**Description of the task**
Filter the entries, keeping every line with the word "inter".

**Raw records**
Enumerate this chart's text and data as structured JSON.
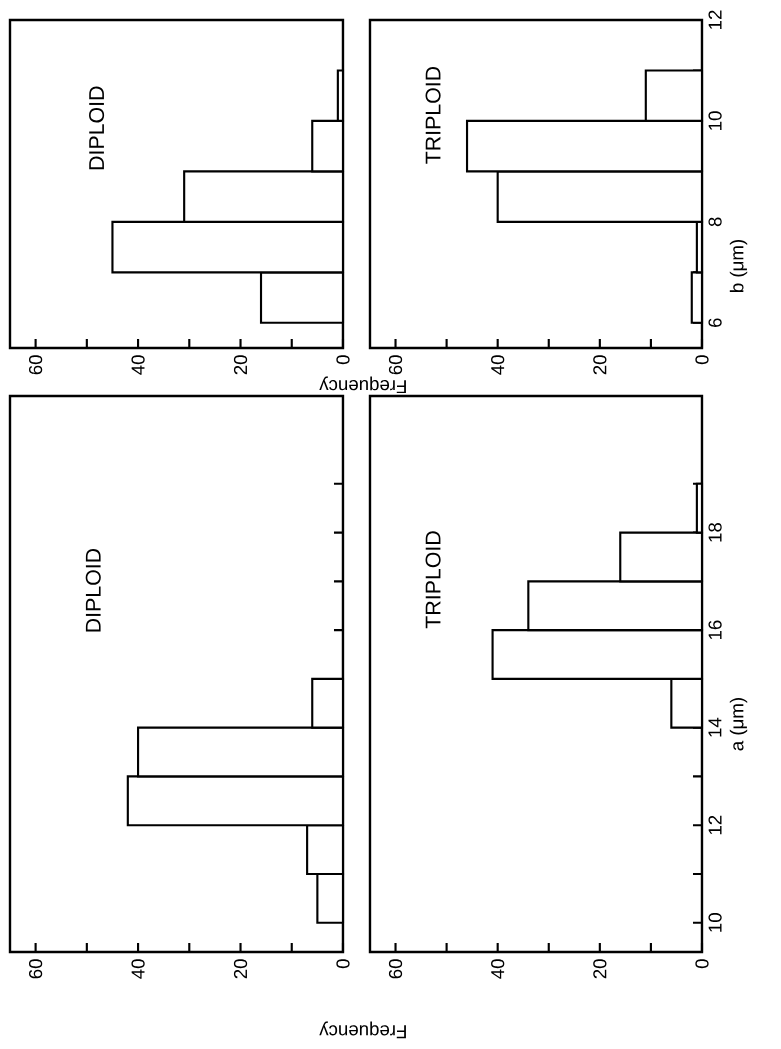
{
  "chart_data": [
    {
      "type": "histogram",
      "orientation": "horizontal",
      "title": "DIPLOID",
      "bins": [
        6,
        7,
        8,
        9,
        10,
        11
      ],
      "values": [
        16,
        45,
        31,
        6,
        1
      ],
      "color": "#000000",
      "ylim": [
        5.5,
        12
      ],
      "xlim": [
        65,
        0
      ],
      "xticks": [
        0,
        {
          "value": 10,
          "label": null
        },
        20,
        {
          "value": 30,
          "label": null
        },
        40,
        {
          "value": 50,
          "label": null
        },
        60
      ],
      "tick_labels": "x"
    },
    {
      "type": "histogram",
      "orientation": "horizontal",
      "title": "TRIPLOID",
      "xlabel": "Frequency",
      "ylabel": "b (μm)",
      "bins": [
        6,
        7,
        8,
        9,
        10,
        11
      ],
      "values": [
        2,
        1,
        40,
        46,
        11
      ],
      "color": "#000000",
      "ylim": [
        5.5,
        12
      ],
      "yticks": [
        6,
        {
          "value": 7,
          "label": null
        },
        8,
        {
          "value": 9,
          "label": null
        },
        10,
        {
          "value": 11,
          "label": null
        },
        12
      ],
      "xlim": [
        65,
        0
      ],
      "xticks": [
        0,
        {
          "value": 10,
          "label": null
        },
        20,
        {
          "value": 30,
          "label": null
        },
        40,
        {
          "value": 50,
          "label": null
        },
        60
      ]
    },
    {
      "type": "histogram",
      "orientation": "horizontal",
      "title": "DIPLOID",
      "bins": [
        10,
        11,
        12,
        13,
        14,
        15
      ],
      "values": [
        5,
        7,
        42,
        40,
        6
      ],
      "color": "#000000",
      "ylim": [
        9.4,
        20.8
      ],
      "yticks": [
        {
          "value": 16,
          "label": null
        },
        {
          "value": 17,
          "label": null
        },
        {
          "value": 18,
          "label": null
        },
        {
          "value": 19,
          "label": null
        }
      ],
      "xlim": [
        65,
        0
      ],
      "xticks": [
        0,
        {
          "value": 10,
          "label": null
        },
        20,
        {
          "value": 30,
          "label": null
        },
        40,
        {
          "value": 50,
          "label": null
        },
        60
      ],
      "tick_labels": "x"
    },
    {
      "type": "histogram",
      "orientation": "horizontal",
      "title": "TRIPLOID",
      "xlabel": "Frequency",
      "ylabel": "a (μm)",
      "bins": [
        14,
        15,
        16,
        17,
        18,
        19
      ],
      "values": [
        6,
        41,
        34,
        16,
        1
      ],
      "color": "#000000",
      "ylim": [
        9.4,
        20.8
      ],
      "yticks": [
        10,
        {
          "value": 11,
          "label": null
        },
        12,
        {
          "value": 13,
          "label": null
        },
        14,
        {
          "value": 15,
          "label": null
        },
        16,
        {
          "value": 17,
          "label": null
        },
        18,
        {
          "value": 19,
          "label": null
        }
      ],
      "xlim": [
        65,
        0
      ],
      "xticks": [
        0,
        {
          "value": 10,
          "label": null
        },
        20,
        {
          "value": 30,
          "label": null
        },
        40,
        {
          "value": 50,
          "label": null
        },
        60
      ]
    }
  ]
}
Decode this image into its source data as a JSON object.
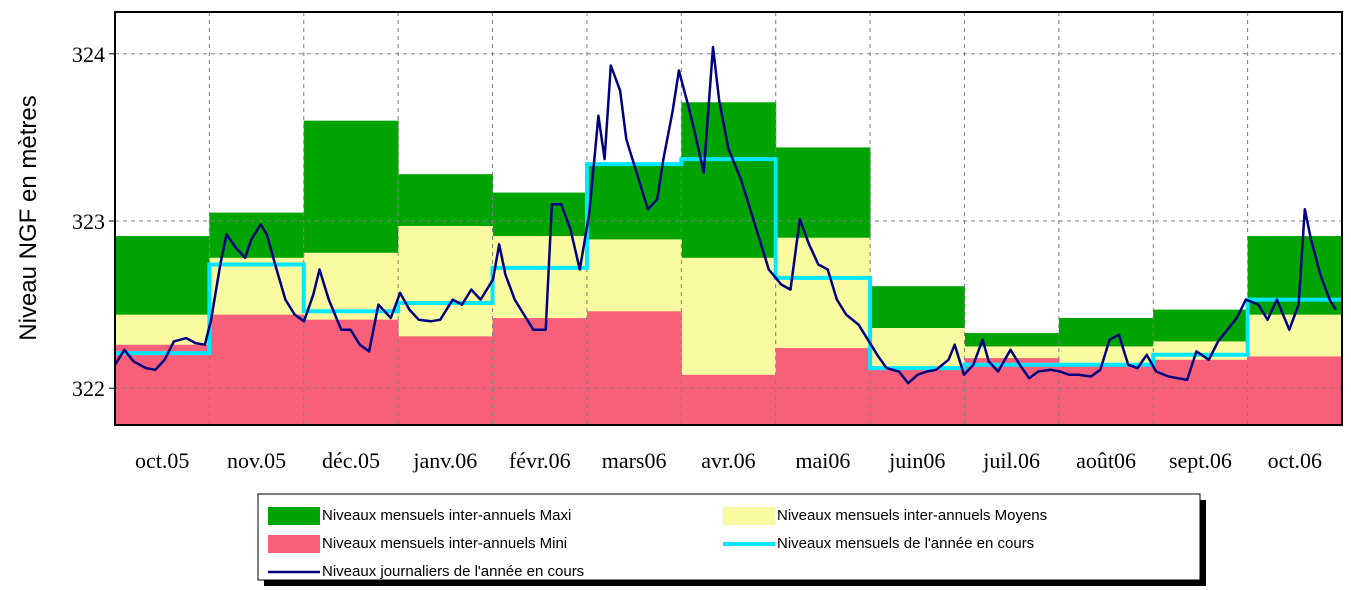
{
  "chart_data": {
    "type": "line",
    "y_label": "Niveau NGF en mètres",
    "categories": [
      "oct.05",
      "nov.05",
      "déc.05",
      "janv.06",
      "févr.06",
      "mars06",
      "avr.06",
      "mai06",
      "juin06",
      "juil.06",
      "août06",
      "sept.06",
      "oct.06"
    ],
    "ylim": [
      321.78,
      324.25
    ],
    "yticks": [
      322,
      323,
      324
    ],
    "xlim": [
      0,
      396
    ],
    "grid": true,
    "series": [
      {
        "name": "Niveaux mensuels inter-annuels Maxi",
        "type": "step-area",
        "color": "#00a400",
        "values": [
          322.91,
          323.05,
          323.6,
          323.28,
          323.17,
          323.35,
          323.71,
          323.44,
          322.61,
          322.33,
          322.42,
          322.47,
          322.91
        ]
      },
      {
        "name": "Niveaux mensuels inter-annuels Moyens",
        "type": "step-area",
        "color": "#fafaa0",
        "values": [
          322.44,
          322.78,
          322.81,
          322.97,
          322.91,
          322.89,
          322.78,
          322.9,
          322.36,
          322.25,
          322.25,
          322.28,
          322.44
        ]
      },
      {
        "name": "Niveaux mensuels inter-annuels Mini",
        "type": "step-area",
        "color": "#f8607a",
        "values": [
          322.26,
          322.44,
          322.41,
          322.31,
          322.42,
          322.46,
          322.08,
          322.24,
          322.11,
          322.18,
          322.14,
          322.17,
          322.19
        ]
      },
      {
        "name": "Niveaux mensuels de l'année en cours",
        "type": "step",
        "color": "#00e8ff",
        "values": [
          322.21,
          322.74,
          322.46,
          322.51,
          322.72,
          323.34,
          323.37,
          322.66,
          322.12,
          322.14,
          322.14,
          322.2,
          322.53
        ]
      },
      {
        "name": "Niveaux journaliers de l'année en cours",
        "type": "line",
        "color": "#000080",
        "x": [
          0,
          3,
          6,
          10,
          13,
          16,
          19,
          23,
          26,
          29,
          31,
          34,
          36,
          39,
          42,
          44,
          47,
          49,
          52,
          55,
          58,
          61,
          64,
          66,
          69,
          73,
          76,
          79,
          82,
          85,
          89,
          92,
          95,
          98,
          102,
          105,
          109,
          112,
          115,
          118,
          122,
          124,
          126,
          129,
          132,
          135,
          139,
          141,
          144,
          147,
          150,
          153,
          155,
          156,
          158,
          160,
          163,
          165,
          169,
          172,
          175,
          177,
          180,
          182,
          185,
          187,
          190,
          193,
          195,
          198,
          202,
          205,
          208,
          211,
          215,
          218,
          221,
          224,
          227,
          230,
          233,
          236,
          240,
          243,
          246,
          249,
          253,
          256,
          259,
          262,
          265,
          269,
          271,
          274,
          277,
          280,
          282,
          285,
          289,
          292,
          295,
          298,
          302,
          305,
          308,
          311,
          315,
          318,
          321,
          324,
          327,
          330,
          333,
          336,
          340,
          343,
          346,
          349,
          353,
          356,
          359,
          362,
          365,
          369,
          372,
          375,
          379,
          382,
          384,
          386,
          389,
          392,
          394
        ],
        "values": [
          322.14,
          322.23,
          322.16,
          322.12,
          322.11,
          322.17,
          322.28,
          322.3,
          322.27,
          322.26,
          322.41,
          322.74,
          322.92,
          322.84,
          322.78,
          322.89,
          322.98,
          322.92,
          322.72,
          322.53,
          322.44,
          322.4,
          322.56,
          322.71,
          322.53,
          322.35,
          322.35,
          322.26,
          322.22,
          322.5,
          322.42,
          322.57,
          322.47,
          322.41,
          322.4,
          322.41,
          322.53,
          322.5,
          322.59,
          322.53,
          322.65,
          322.86,
          322.68,
          322.53,
          322.44,
          322.35,
          322.35,
          323.1,
          323.1,
          322.95,
          322.71,
          323.04,
          323.43,
          323.63,
          323.37,
          323.93,
          323.78,
          323.49,
          323.25,
          323.07,
          323.13,
          323.37,
          323.66,
          323.9,
          323.69,
          323.54,
          323.29,
          324.04,
          323.72,
          323.43,
          323.25,
          323.07,
          322.89,
          322.71,
          322.62,
          322.59,
          323.01,
          322.86,
          322.74,
          322.71,
          322.53,
          322.44,
          322.38,
          322.29,
          322.2,
          322.12,
          322.1,
          322.03,
          322.08,
          322.1,
          322.11,
          322.17,
          322.26,
          322.08,
          322.14,
          322.29,
          322.16,
          322.1,
          322.23,
          322.14,
          322.06,
          322.1,
          322.11,
          322.1,
          322.08,
          322.08,
          322.07,
          322.11,
          322.29,
          322.32,
          322.14,
          322.12,
          322.2,
          322.1,
          322.07,
          322.06,
          322.05,
          322.22,
          322.17,
          322.28,
          322.35,
          322.42,
          322.53,
          322.5,
          322.41,
          322.53,
          322.35,
          322.5,
          323.07,
          322.89,
          322.68,
          322.53,
          322.47
        ]
      }
    ]
  }
}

**Result of this exercise**
        "name": "Niveaux mensuels inter-annuels Maxi",
        "name": "Niveaux mensuels inter-annuels Moyens",
        "name": "Niveaux mensuels inter-annuels Mini",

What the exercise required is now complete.